* _WHAT IS EXPECTED_:
Pull every line with the word "Finibus" out of the entries below.

★ ★ ★ ★

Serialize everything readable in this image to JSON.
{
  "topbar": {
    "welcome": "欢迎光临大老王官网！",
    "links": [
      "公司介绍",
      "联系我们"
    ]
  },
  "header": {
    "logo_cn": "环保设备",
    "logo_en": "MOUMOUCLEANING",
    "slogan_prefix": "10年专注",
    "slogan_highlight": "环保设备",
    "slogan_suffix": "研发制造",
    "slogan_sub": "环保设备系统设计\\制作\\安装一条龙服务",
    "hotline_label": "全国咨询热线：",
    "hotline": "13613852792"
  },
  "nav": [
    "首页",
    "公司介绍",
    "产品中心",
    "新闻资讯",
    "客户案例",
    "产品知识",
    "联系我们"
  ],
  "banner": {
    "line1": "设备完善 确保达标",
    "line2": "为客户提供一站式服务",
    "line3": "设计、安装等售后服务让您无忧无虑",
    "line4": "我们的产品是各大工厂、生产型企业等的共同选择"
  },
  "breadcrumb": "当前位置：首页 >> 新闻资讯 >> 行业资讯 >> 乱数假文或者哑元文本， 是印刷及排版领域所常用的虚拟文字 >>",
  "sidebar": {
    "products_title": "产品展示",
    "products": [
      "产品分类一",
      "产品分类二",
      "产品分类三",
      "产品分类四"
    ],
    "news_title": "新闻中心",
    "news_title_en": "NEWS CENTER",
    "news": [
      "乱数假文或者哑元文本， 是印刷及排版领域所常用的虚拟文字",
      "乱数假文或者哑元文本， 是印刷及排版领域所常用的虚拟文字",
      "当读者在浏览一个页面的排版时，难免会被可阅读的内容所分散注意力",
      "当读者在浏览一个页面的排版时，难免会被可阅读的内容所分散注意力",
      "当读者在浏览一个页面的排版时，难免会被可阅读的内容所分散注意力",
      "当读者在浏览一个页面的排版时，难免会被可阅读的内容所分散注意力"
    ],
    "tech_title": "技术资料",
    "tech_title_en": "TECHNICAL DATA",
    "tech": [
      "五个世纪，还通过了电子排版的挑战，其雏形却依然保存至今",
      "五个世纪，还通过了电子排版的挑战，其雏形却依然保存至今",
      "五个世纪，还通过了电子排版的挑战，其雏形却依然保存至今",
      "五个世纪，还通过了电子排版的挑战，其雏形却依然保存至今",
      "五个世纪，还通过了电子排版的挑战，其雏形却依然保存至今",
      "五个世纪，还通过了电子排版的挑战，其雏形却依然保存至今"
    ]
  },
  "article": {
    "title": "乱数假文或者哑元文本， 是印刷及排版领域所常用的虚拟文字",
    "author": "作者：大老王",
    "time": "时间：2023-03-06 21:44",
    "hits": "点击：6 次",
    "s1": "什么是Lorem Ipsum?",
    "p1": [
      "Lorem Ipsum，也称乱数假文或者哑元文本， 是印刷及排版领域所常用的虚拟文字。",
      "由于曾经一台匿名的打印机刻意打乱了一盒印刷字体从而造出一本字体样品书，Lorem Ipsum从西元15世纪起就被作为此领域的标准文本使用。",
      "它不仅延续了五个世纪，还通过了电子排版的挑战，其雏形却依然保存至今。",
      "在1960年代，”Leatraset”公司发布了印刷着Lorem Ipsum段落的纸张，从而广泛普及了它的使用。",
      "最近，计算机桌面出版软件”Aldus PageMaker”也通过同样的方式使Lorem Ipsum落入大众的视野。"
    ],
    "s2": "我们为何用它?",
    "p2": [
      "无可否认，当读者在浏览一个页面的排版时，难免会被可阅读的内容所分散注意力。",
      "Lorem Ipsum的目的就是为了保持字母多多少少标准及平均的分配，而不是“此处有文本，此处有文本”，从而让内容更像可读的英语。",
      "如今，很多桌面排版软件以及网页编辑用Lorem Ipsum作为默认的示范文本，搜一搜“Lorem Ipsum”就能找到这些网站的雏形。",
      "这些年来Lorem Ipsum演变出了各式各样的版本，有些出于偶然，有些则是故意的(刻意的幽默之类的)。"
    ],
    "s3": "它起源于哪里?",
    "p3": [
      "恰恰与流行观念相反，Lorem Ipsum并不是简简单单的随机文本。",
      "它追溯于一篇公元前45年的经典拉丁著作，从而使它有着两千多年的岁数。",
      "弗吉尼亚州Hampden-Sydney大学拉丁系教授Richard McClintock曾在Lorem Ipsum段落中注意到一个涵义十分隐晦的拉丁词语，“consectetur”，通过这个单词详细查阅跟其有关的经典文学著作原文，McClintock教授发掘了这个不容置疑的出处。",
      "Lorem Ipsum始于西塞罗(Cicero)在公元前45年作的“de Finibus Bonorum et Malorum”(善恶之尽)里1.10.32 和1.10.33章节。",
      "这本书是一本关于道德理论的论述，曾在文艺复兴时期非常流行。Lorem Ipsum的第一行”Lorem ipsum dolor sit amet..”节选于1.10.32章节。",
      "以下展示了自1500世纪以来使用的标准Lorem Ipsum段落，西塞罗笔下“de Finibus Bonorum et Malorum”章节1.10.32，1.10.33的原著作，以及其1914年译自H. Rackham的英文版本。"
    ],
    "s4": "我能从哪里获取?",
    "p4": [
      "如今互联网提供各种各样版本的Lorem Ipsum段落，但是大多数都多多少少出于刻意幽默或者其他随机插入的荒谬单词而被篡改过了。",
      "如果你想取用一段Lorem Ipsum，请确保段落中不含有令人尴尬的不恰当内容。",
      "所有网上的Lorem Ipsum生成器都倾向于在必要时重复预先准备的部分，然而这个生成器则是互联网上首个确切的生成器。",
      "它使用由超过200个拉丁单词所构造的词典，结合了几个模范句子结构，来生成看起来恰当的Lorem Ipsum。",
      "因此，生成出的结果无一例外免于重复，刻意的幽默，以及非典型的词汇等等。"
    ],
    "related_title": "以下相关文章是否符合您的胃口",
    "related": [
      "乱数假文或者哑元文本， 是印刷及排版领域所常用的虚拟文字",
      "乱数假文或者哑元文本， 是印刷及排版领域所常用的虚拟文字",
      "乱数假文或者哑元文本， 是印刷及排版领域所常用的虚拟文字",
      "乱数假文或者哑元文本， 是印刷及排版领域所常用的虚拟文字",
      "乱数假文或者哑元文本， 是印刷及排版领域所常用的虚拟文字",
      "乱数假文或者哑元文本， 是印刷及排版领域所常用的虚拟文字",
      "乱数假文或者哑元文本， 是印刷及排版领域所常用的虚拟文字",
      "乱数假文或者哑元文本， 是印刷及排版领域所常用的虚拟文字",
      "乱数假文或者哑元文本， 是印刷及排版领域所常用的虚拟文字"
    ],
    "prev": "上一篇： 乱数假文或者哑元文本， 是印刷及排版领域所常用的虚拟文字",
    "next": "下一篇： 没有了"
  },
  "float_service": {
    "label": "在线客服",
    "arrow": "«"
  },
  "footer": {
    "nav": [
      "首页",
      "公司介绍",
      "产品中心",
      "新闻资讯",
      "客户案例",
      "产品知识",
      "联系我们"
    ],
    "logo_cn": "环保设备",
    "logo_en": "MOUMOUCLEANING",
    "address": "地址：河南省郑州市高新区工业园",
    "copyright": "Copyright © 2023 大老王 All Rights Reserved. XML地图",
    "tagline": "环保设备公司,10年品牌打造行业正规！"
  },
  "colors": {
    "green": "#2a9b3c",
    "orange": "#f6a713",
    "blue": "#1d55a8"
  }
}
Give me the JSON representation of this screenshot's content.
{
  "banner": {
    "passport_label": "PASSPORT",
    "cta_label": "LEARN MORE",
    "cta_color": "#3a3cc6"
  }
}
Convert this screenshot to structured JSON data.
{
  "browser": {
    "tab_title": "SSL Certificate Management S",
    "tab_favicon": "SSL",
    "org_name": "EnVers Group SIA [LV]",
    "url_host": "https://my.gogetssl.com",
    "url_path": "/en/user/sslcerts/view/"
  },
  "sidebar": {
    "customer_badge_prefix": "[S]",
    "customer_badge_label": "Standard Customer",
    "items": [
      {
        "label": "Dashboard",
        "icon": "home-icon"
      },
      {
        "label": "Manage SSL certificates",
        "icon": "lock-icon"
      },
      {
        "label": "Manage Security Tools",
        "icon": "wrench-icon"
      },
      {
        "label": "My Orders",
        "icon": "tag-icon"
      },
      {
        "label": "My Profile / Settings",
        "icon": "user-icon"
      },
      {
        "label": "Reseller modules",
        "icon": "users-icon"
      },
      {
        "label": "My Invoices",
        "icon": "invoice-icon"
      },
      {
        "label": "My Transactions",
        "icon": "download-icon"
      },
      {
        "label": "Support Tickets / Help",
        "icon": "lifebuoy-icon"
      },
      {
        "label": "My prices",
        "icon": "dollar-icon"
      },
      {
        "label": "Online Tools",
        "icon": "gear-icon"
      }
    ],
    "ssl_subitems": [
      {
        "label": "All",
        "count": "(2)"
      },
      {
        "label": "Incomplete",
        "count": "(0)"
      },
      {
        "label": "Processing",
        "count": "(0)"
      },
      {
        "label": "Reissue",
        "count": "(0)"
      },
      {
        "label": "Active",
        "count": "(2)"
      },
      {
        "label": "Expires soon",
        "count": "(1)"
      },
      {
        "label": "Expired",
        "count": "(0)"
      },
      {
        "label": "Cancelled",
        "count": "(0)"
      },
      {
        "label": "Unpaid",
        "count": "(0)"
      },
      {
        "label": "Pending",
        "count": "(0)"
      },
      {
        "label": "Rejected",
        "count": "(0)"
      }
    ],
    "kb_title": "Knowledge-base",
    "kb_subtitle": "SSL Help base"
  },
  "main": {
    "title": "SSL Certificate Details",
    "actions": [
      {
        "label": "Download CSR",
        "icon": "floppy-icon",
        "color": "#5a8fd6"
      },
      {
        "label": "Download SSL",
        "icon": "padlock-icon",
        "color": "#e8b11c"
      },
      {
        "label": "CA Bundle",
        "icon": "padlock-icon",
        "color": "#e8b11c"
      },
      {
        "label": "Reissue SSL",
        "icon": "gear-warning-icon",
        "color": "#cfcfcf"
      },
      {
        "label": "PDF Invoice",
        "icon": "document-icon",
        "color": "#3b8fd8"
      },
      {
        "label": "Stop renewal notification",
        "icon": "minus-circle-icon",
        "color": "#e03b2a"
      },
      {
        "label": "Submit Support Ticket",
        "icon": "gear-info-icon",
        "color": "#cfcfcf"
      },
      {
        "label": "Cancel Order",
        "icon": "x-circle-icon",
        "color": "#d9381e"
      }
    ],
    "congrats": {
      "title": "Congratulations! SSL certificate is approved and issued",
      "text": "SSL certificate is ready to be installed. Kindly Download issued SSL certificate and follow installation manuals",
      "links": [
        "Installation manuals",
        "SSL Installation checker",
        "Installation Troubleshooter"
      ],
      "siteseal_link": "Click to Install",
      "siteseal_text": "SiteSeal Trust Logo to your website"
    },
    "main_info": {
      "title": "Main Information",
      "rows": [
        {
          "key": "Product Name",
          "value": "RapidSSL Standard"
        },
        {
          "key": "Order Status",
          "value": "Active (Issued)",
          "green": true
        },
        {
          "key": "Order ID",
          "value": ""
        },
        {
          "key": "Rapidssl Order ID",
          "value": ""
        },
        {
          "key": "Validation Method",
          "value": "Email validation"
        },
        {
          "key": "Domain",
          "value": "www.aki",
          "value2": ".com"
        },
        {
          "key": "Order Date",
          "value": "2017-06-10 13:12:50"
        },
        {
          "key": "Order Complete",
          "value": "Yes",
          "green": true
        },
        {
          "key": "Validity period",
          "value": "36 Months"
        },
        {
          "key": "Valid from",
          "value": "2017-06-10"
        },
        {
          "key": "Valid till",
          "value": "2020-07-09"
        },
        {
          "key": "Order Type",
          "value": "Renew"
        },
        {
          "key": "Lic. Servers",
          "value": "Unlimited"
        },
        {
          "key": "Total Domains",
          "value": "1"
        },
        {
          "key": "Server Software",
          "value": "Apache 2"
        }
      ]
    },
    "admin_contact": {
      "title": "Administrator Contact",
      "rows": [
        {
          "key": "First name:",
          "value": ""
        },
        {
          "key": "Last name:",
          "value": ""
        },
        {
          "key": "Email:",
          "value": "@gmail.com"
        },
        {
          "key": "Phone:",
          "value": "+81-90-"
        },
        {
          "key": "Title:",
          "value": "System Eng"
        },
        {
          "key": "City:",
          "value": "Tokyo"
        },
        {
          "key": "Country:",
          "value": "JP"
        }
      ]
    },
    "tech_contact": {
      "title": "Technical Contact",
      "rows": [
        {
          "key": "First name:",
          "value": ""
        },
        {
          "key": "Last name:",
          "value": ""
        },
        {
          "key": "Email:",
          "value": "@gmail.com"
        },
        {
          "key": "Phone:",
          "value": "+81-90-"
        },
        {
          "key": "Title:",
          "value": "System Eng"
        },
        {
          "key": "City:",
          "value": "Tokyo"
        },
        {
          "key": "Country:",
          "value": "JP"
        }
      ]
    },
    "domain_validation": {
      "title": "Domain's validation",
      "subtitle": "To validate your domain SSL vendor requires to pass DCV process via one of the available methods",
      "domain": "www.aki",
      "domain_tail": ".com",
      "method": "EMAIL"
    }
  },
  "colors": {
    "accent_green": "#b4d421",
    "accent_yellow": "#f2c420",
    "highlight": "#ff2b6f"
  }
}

★ ★ ★ ★

* _RESULT FOR THIS EXERCISE_:
      "Lorem Ipsum始于西塞罗(Cicero)在公元前45年作的“de Finibus Bonorum et Malorum”(善恶之尽)里1.10.32 和1.10.33章节。",
      "以下展示了自1500世纪以来使用的标准Lorem Ipsum段落，西塞罗笔下“de Finibus Bonorum et Malorum”章节1.10.32，1.10.33的原著作，以及其1914年译自H. Rackham的英文版本。"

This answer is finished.